=== Data extract ===

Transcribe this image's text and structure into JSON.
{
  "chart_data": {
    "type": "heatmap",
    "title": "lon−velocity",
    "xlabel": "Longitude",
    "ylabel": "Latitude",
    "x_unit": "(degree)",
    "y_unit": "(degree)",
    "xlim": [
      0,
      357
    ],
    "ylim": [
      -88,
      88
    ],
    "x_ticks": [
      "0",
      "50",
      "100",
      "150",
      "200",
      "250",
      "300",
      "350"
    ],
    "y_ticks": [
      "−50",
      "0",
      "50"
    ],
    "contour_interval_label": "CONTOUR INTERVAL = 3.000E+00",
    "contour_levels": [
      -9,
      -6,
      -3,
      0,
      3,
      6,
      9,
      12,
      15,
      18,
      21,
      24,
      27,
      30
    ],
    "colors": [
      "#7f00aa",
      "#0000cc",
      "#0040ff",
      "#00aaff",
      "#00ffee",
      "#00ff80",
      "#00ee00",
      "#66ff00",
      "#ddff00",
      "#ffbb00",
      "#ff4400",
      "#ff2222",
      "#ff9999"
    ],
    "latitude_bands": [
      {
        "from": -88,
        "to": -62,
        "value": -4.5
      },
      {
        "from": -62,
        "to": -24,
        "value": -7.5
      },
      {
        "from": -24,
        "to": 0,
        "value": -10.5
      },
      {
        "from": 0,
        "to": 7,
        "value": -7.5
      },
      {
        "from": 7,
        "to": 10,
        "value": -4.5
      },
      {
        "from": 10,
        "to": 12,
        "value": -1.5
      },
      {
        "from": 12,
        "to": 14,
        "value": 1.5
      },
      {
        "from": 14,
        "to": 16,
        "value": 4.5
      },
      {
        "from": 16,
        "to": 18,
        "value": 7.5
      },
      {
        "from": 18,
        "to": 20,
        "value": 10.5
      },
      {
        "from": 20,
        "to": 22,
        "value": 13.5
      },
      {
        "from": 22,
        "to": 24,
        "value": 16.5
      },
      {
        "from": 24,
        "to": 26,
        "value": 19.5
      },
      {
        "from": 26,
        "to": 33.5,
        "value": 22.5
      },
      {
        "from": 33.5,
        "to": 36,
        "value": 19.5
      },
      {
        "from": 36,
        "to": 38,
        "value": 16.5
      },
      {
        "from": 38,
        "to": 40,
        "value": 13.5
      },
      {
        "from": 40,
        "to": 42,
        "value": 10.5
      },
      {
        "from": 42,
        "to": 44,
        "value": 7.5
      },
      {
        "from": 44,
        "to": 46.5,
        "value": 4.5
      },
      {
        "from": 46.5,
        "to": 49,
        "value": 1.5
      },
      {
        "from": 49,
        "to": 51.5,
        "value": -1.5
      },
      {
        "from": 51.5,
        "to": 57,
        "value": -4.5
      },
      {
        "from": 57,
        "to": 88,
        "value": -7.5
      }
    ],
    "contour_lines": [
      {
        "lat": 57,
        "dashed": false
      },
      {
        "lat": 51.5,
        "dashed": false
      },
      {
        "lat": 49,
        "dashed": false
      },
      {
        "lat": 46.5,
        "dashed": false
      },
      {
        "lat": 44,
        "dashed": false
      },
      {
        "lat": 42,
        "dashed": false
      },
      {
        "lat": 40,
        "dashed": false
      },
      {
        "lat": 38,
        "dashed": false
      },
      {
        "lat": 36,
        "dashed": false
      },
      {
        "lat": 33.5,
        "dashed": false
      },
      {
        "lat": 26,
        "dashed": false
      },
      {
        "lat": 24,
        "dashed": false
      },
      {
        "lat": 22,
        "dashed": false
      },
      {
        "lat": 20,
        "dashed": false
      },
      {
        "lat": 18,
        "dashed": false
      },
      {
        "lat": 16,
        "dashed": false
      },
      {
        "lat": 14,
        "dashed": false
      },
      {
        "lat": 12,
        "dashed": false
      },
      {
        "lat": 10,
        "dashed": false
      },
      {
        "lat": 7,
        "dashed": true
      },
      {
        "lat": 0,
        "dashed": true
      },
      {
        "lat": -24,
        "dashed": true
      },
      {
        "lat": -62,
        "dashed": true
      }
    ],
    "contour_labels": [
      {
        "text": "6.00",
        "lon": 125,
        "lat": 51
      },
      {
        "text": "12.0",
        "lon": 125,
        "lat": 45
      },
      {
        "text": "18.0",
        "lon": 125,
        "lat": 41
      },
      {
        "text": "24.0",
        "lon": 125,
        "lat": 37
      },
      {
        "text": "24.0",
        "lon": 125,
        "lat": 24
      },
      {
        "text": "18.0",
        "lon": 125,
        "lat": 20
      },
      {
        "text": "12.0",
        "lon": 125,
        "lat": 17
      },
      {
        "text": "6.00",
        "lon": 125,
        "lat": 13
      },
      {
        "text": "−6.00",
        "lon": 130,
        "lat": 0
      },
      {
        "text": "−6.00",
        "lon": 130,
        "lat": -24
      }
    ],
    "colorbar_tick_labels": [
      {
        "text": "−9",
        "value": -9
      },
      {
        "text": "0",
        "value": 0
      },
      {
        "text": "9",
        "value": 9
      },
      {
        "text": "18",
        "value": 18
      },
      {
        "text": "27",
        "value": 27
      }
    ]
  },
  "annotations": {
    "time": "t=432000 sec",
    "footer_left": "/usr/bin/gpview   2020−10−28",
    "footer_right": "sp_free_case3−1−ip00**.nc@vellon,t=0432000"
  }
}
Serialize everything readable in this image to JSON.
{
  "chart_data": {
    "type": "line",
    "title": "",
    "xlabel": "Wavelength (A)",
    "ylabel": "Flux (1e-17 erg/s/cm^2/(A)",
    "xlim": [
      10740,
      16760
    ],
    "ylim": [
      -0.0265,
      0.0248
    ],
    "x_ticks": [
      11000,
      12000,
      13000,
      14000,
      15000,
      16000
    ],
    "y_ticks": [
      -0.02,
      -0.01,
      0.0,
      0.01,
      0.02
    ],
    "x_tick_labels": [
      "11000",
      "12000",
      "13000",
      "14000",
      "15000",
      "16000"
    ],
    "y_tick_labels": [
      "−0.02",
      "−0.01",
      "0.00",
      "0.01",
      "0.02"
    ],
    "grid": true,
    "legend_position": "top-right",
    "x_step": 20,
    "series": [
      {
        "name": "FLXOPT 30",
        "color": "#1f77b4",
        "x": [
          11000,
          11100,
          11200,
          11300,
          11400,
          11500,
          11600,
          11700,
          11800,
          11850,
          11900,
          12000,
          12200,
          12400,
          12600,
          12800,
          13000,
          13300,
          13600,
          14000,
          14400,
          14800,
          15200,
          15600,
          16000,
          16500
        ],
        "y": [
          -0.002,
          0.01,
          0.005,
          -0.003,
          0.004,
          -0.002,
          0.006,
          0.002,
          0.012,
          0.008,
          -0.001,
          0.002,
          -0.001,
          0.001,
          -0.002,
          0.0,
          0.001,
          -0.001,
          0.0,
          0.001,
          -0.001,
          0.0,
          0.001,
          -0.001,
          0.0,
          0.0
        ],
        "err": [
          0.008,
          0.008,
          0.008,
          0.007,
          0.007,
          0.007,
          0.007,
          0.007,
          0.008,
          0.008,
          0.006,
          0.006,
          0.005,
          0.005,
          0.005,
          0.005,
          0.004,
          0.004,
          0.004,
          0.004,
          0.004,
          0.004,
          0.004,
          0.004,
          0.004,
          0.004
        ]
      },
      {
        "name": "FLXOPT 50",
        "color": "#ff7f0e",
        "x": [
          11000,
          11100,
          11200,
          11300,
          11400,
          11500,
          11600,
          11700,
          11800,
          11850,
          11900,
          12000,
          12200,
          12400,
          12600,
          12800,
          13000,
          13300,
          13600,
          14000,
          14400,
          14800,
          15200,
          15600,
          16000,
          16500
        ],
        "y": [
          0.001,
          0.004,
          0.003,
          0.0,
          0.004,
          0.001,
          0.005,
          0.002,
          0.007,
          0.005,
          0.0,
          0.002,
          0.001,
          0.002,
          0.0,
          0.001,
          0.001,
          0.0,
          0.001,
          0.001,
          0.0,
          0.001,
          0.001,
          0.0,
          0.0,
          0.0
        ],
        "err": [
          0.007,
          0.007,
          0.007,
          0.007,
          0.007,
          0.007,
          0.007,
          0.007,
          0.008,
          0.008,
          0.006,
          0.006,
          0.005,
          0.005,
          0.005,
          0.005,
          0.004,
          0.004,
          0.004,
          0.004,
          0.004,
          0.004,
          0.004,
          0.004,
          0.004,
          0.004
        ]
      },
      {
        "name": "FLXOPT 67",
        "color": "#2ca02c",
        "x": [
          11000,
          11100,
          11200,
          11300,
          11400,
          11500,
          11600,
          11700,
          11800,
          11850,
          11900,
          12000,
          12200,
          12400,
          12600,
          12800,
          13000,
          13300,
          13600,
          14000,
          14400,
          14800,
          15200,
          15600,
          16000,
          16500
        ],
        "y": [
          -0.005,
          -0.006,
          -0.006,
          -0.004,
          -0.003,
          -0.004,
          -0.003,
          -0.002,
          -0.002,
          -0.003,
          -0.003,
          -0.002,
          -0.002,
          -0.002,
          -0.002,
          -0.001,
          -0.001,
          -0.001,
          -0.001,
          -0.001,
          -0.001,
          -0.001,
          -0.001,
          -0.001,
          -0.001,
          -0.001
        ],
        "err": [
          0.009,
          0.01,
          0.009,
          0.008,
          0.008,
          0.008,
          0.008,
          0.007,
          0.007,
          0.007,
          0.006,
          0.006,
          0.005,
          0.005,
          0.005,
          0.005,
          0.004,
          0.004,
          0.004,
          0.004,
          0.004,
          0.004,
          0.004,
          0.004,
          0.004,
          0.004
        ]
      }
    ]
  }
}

===

* **Short task**
Copy out every line from the records that has the word "ylabel".

* **Right answer**
    "ylabel": "Latitude",
    "ylabel": "Flux (1e-17 erg/s/cm^2/(A)",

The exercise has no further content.